Extracted data entries
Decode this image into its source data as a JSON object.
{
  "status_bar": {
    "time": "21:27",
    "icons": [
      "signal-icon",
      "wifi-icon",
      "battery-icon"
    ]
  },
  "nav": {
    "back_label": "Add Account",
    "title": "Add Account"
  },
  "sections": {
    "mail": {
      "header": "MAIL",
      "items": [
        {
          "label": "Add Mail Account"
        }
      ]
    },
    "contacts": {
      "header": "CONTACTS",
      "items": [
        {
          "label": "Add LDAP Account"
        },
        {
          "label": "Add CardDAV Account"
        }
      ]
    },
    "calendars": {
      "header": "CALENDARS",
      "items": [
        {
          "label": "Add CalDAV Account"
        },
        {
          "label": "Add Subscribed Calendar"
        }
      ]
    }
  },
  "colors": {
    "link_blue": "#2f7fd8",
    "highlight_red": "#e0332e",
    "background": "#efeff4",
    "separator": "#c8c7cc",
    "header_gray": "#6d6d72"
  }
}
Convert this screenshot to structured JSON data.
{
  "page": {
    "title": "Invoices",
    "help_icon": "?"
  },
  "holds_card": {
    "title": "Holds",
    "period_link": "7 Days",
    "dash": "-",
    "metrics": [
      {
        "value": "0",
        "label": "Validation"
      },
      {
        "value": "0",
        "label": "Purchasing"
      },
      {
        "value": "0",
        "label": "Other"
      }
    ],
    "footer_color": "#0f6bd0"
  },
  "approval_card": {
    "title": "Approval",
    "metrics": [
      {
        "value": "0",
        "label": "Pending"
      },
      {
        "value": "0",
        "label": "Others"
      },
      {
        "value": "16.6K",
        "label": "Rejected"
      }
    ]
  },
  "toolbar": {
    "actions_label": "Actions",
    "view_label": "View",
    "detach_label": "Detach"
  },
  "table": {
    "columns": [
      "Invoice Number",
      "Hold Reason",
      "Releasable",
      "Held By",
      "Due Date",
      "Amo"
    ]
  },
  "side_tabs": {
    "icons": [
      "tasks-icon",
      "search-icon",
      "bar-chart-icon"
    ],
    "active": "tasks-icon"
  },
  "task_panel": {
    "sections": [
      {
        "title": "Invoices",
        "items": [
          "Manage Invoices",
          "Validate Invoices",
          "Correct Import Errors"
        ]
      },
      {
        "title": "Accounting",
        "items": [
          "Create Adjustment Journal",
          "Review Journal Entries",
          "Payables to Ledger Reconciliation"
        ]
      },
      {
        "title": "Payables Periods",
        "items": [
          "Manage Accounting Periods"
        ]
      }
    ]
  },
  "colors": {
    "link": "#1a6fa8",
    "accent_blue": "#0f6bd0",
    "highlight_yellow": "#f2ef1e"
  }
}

■ WHAT YOU ARE ASKED TO DO
Go through the listing above and restate it word for word.

■ FULL ANSWER
Decode this image into its source data as a JSON object.
{
  "status_bar": {
    "time": "21:27",
    "icons": [
      "signal-icon",
      "wifi-icon",
      "battery-icon"
    ]
  },
  "nav": {
    "back_label": "Add Account",
    "title": "Add Account"
  },
  "sections": {
    "mail": {
      "header": "MAIL",
      "items": [
        {
          "label": "Add Mail Account"
        }
      ]
    },
    "contacts": {
      "header": "CONTACTS",
      "items": [
        {
          "label": "Add LDAP Account"
        },
        {
          "label": "Add CardDAV Account"
        }
      ]
    },
    "calendars": {
      "header": "CALENDARS",
      "items": [
        {
          "label": "Add CalDAV Account"
        },
        {
          "label": "Add Subscribed Calendar"
        }
      ]
    }
  },
  "colors": {
    "link_blue": "#2f7fd8",
    "highlight_red": "#e0332e",
    "background": "#efeff4",
    "separator": "#c8c7cc",
    "header_gray": "#6d6d72"
  }
}
Convert this screenshot to structured JSON data.
{
  "page": {
    "title": "Invoices",
    "help_icon": "?"
  },
  "holds_card": {
    "title": "Holds",
    "period_link": "7 Days",
    "dash": "-",
    "metrics": [
      {
        "value": "0",
        "label": "Validation"
      },
      {
        "value": "0",
        "label": "Purchasing"
      },
      {
        "value": "0",
        "label": "Other"
      }
    ],
    "footer_color": "#0f6bd0"
  },
  "approval_card": {
    "title": "Approval",
    "metrics": [
      {
        "value": "0",
        "label": "Pending"
      },
      {
        "value": "0",
        "label": "Others"
      },
      {
        "value": "16.6K",
        "label": "Rejected"
      }
    ]
  },
  "toolbar": {
    "actions_label": "Actions",
    "view_label": "View",
    "detach_label": "Detach"
  },
  "table": {
    "columns": [
      "Invoice Number",
      "Hold Reason",
      "Releasable",
      "Held By",
      "Due Date",
      "Amo"
    ]
  },
  "side_tabs": {
    "icons": [
      "tasks-icon",
      "search-icon",
      "bar-chart-icon"
    ],
    "active": "tasks-icon"
  },
  "task_panel": {
    "sections": [
      {
        "title": "Invoices",
        "items": [
          "Manage Invoices",
          "Validate Invoices",
          "Correct Import Errors"
        ]
      },
      {
        "title": "Accounting",
        "items": [
          "Create Adjustment Journal",
          "Review Journal Entries",
          "Payables to Ledger Reconciliation"
        ]
      },
      {
        "title": "Payables Periods",
        "items": [
          "Manage Accounting Periods"
        ]
      }
    ]
  },
  "colors": {
    "link": "#1a6fa8",
    "accent_blue": "#0f6bd0",
    "highlight_yellow": "#f2ef1e"
  }
}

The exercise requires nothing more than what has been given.